■ **DATASET CONTENT**:
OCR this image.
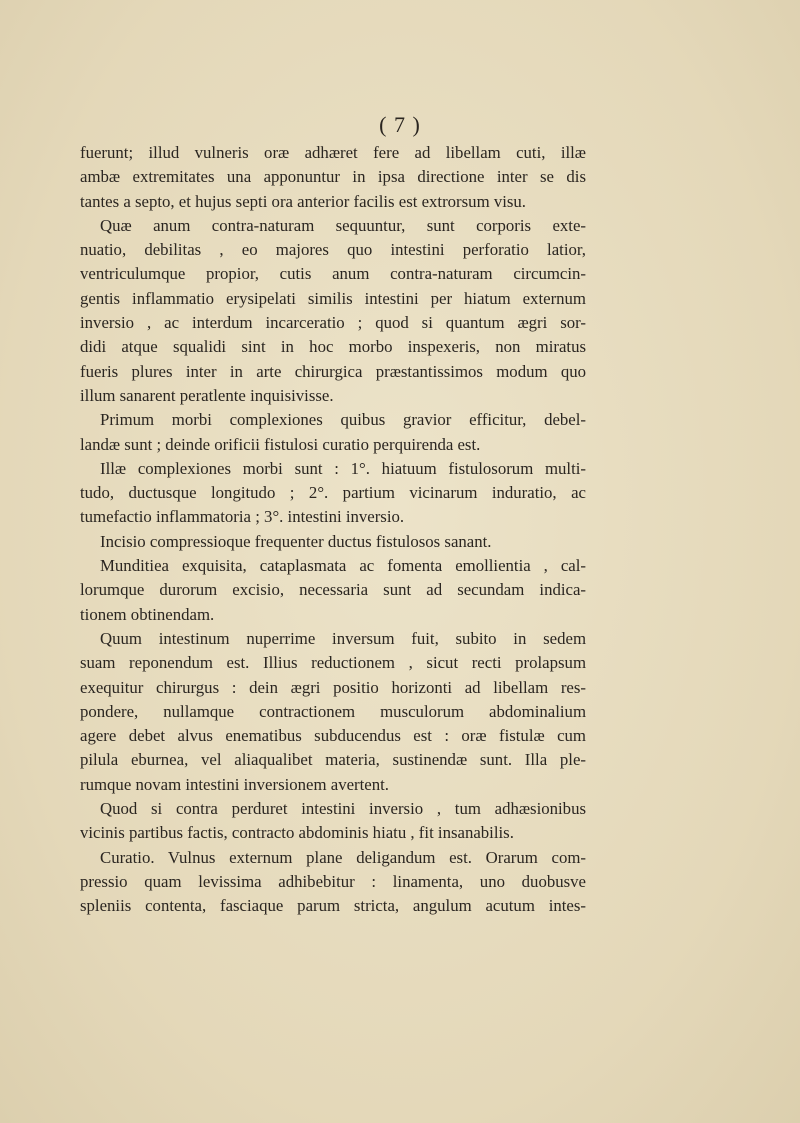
( 7 )
fuerunt; illud vulneris oræ adhæret fere ad libellam cuti, illæ
ambæ extremitates una apponuntur in ipsa directione inter se dis
tantes a septo, et hujus septi ora anterior facilis est extrorsum visu.
Quæ anum contra-naturam sequuntur, sunt corporis exte-
nuatio, debilitas , eo majores quo intestini perforatio latior,
ventriculumque propior, cutis anum contra-naturam circumcin-
gentis inflammatio erysipelati similis intestini per hiatum externum
inversio , ac interdum incarceratio ; quod si quantum ægri sor-
didi atque squalidi sint in hoc morbo inspexeris, non miratus
fueris plures inter in arte chirurgica præstantissimos modum quo
illum sanarent peratlente inquisivisse.
Primum morbi complexiones quibus gravior efficitur, debel-
landæ sunt ; deinde orificii fistulosi curatio perquirenda est.
Illæ complexiones morbi sunt : 1°. hiatuum fistulosorum multi-
tudo, ductusque longitudo ; 2°. partium vicinarum induratio, ac
tumefactio inflammatoria ; 3°. intestini inversio.
Incisio compressioque frequenter ductus fistulosos sanant.
Munditiea exquisita, cataplasmata ac fomenta emollientia , cal-
lorumque durorum excisio, necessaria sunt ad secundam indica-
tionem obtinendam.
Quum intestinum nuperrime inversum fuit, subito in sedem
suam reponendum est. Illius reductionem , sicut recti prolapsum
exequitur chirurgus : dein ægri positio horizonti ad libellam res-
pondere, nullamque contractionem musculorum abdominalium
agere debet alvus enematibus subducendus est : oræ fistulæ cum
pilula eburnea, vel aliaqualibet materia, sustinendæ sunt. Illa ple-
rumque novam intestini inversionem avertent.
Quod si contra perduret intestini inversio , tum adhæsionibus
vicinis partibus factis, contracto abdominis hiatu , fit insanabilis.
Curatio. Vulnus externum plane deligandum est. Orarum com-
pressio quam levissima adhibebitur : linamenta, uno duobusve
spleniis contenta, fasciaque parum stricta, angulum acutum intes-
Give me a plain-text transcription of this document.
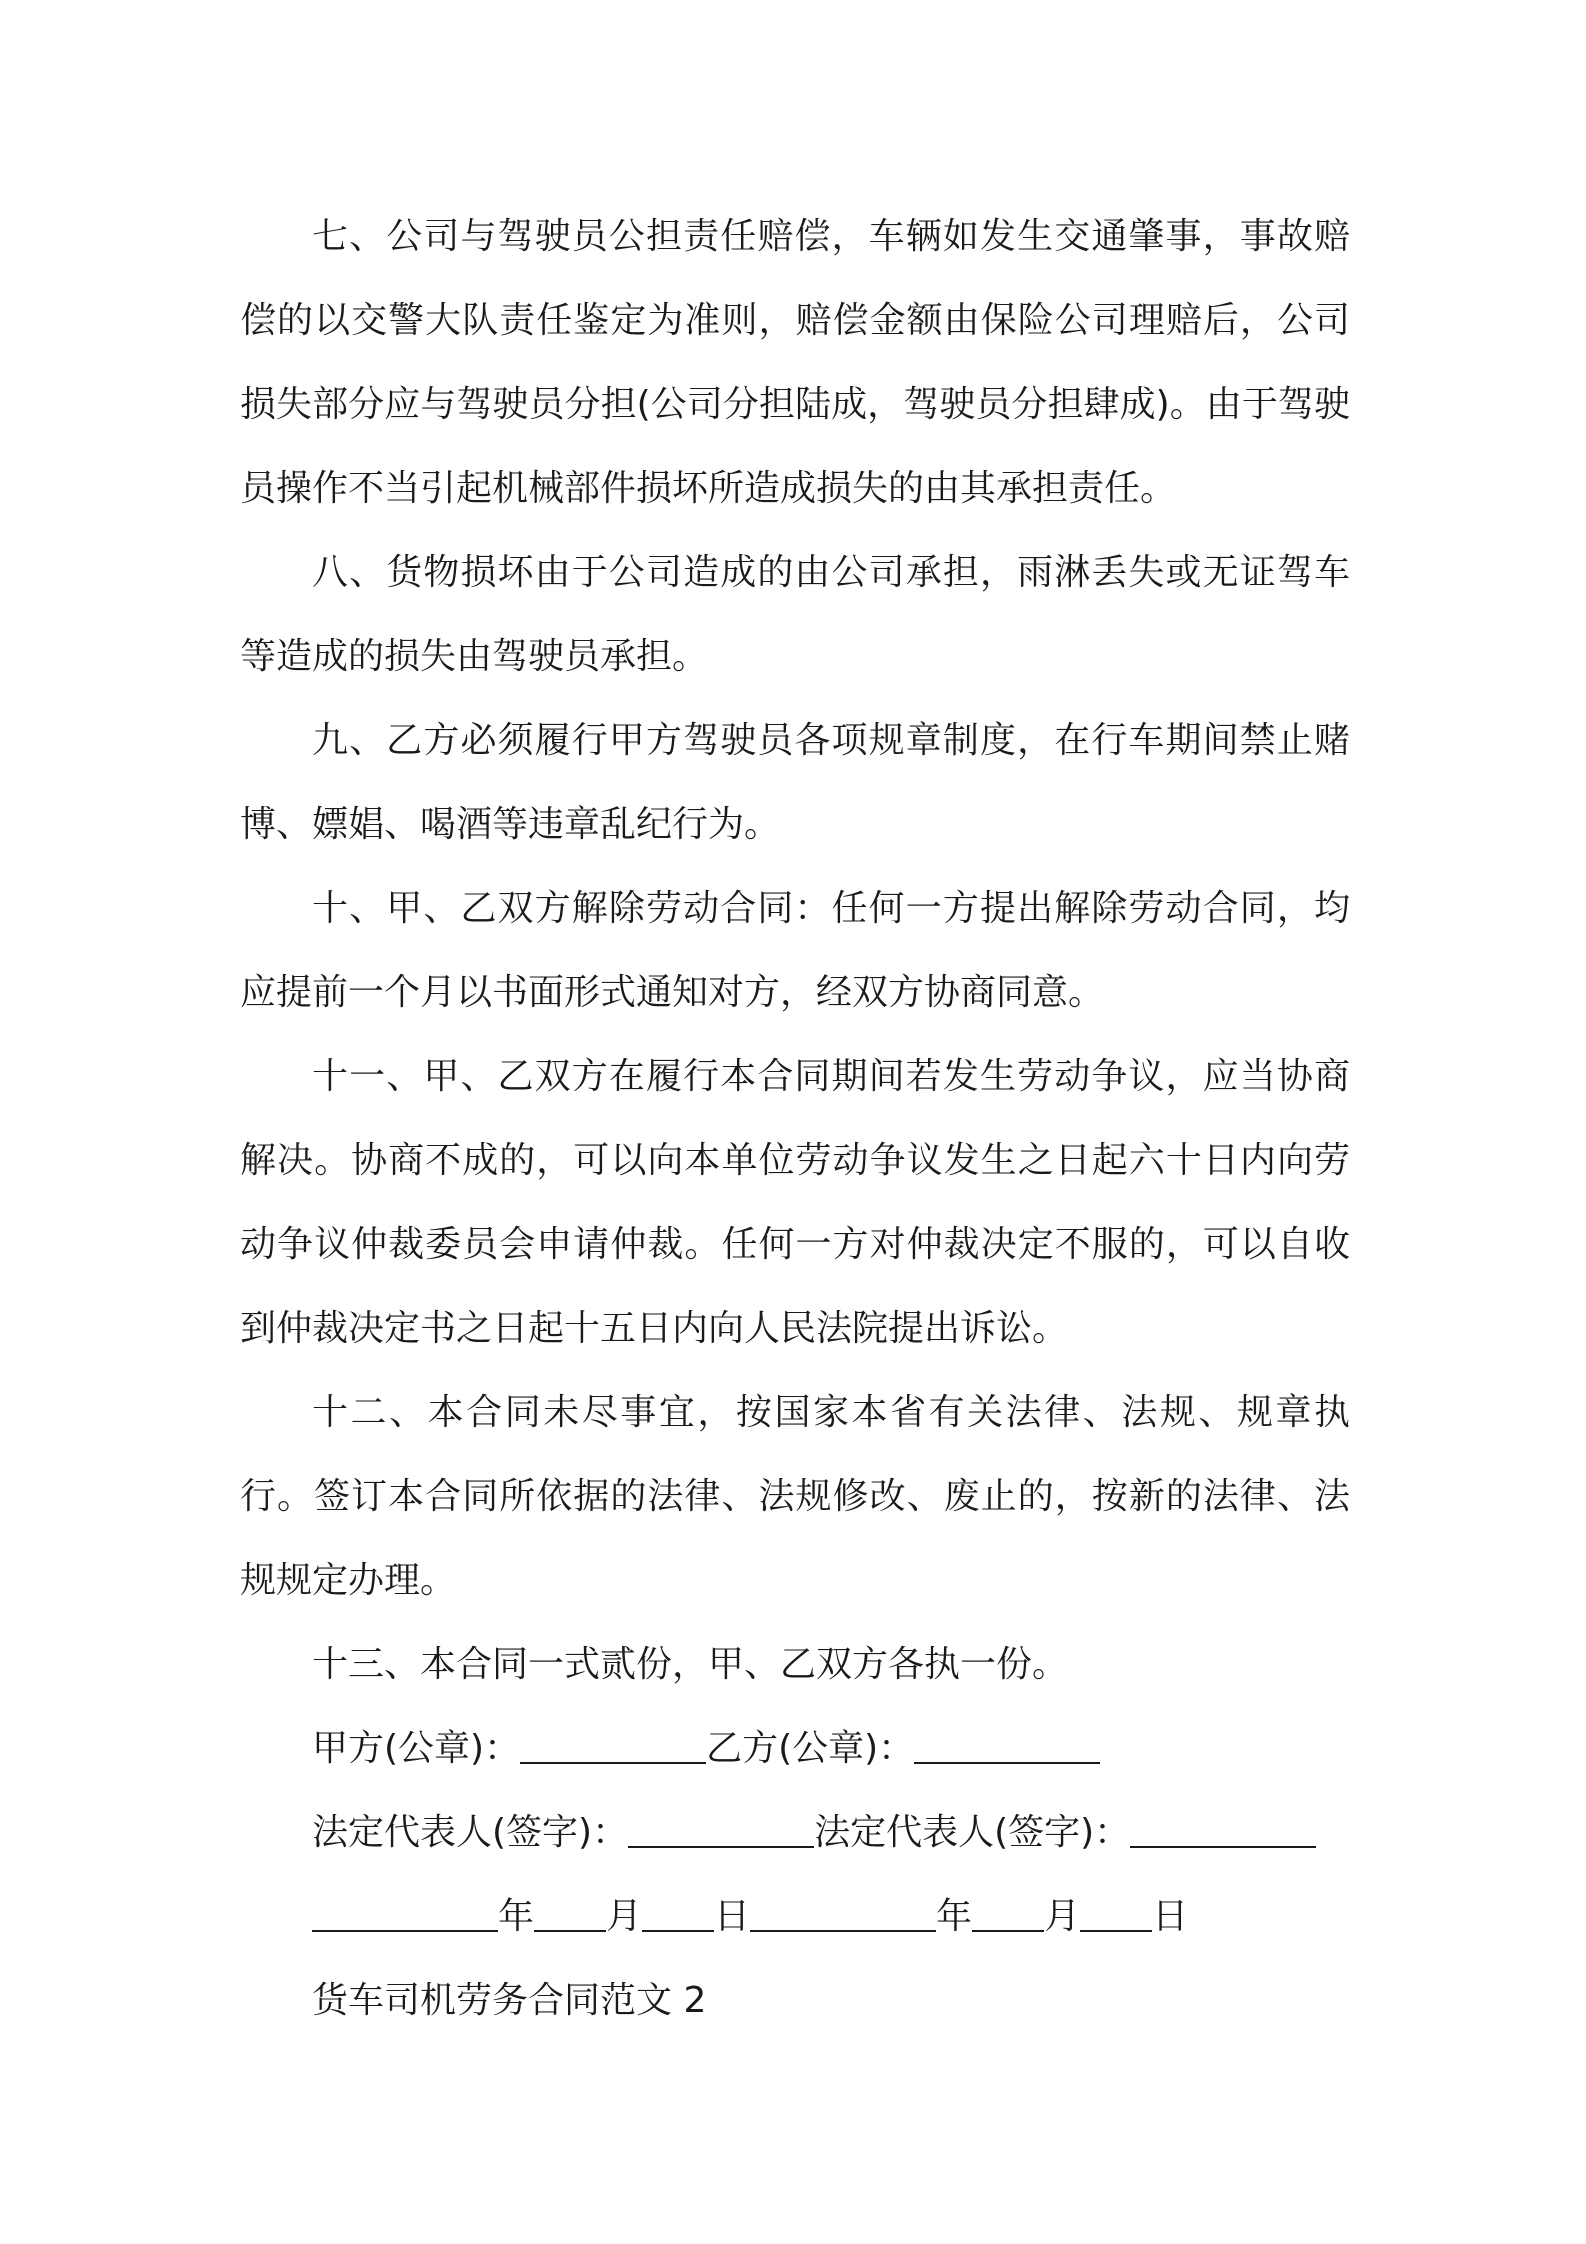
七、公司与驾驶员公担责任赔偿，车辆如发生交通肇事，事故赔偿的以交警大队责任鉴定为准则，赔偿金额由保险公司理赔后，公司损失部分应与驾驶员分担(公司分担陆成，驾驶员分担肆成)。由于驾驶员操作不当引起机械部件损坏所造成损失的由其承担责任。

八、货物损坏由于公司造成的由公司承担，雨淋丢失或无证驾车等造成的损失由驾驶员承担。

九、乙方必须履行甲方驾驶员各项规章制度，在行车期间禁止赌博、嫖娼、喝酒等违章乱纪行为。

十、甲、乙双方解除劳动合同：任何一方提出解除劳动合同，均应提前一个月以书面形式通知对方，经双方协商同意。

十一、甲、乙双方在履行本合同期间若发生劳动争议，应当协商解决。协商不成的，可以向本单位劳动争议发生之日起六十日内向劳动争议仲裁委员会申请仲裁。任何一方对仲裁决定不服的，可以自收到仲裁决定书之日起十五日内向人民法院提出诉讼。

十二、本合同未尽事宜，按国家本省有关法律、法规、规章执行。签订本合同所依据的法律、法规修改、废止的，按新的法律、法规规定办理。

十三、本合同一式贰份，甲、乙双方各执一份。

甲方(公章)：	乙方(公章)：

法定代表人(签字)：	法定代表人(签字)：

年 月 日	年 月 日

货车司机劳务合同范文 2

■ **GOAL**: Quote exactly, and only, the lines from the line containing "Give me a plain-text" through the final line of the records above, both included, omitting any pictures.

■ **EXERCISE ANSWER**:
Give me a plain-text transcription of this document.
七、公司与驾驶员公担责任赔偿，车辆如发生交通肇事，事故赔偿的以交警大队责任鉴定为准则，赔偿金额由保险公司理赔后，公司损失部分应与驾驶员分担(公司分担陆成，驾驶员分担肆成)。由于驾驶员操作不当引起机械部件损坏所造成损失的由其承担责任。

八、货物损坏由于公司造成的由公司承担，雨淋丢失或无证驾车等造成的损失由驾驶员承担。

九、乙方必须履行甲方驾驶员各项规章制度，在行车期间禁止赌博、嫖娼、喝酒等违章乱纪行为。

十、甲、乙双方解除劳动合同：任何一方提出解除劳动合同，均应提前一个月以书面形式通知对方，经双方协商同意。

十一、甲、乙双方在履行本合同期间若发生劳动争议，应当协商解决。协商不成的，可以向本单位劳动争议发生之日起六十日内向劳动争议仲裁委员会申请仲裁。任何一方对仲裁决定不服的，可以自收到仲裁决定书之日起十五日内向人民法院提出诉讼。

十二、本合同未尽事宜，按国家本省有关法律、法规、规章执行。签订本合同所依据的法律、法规修改、废止的，按新的法律、法规规定办理。

十三、本合同一式贰份，甲、乙双方各执一份。

甲方(公章)：	乙方(公章)：

法定代表人(签字)：	法定代表人(签字)：

年 月 日	年 月 日

货车司机劳务合同范文 2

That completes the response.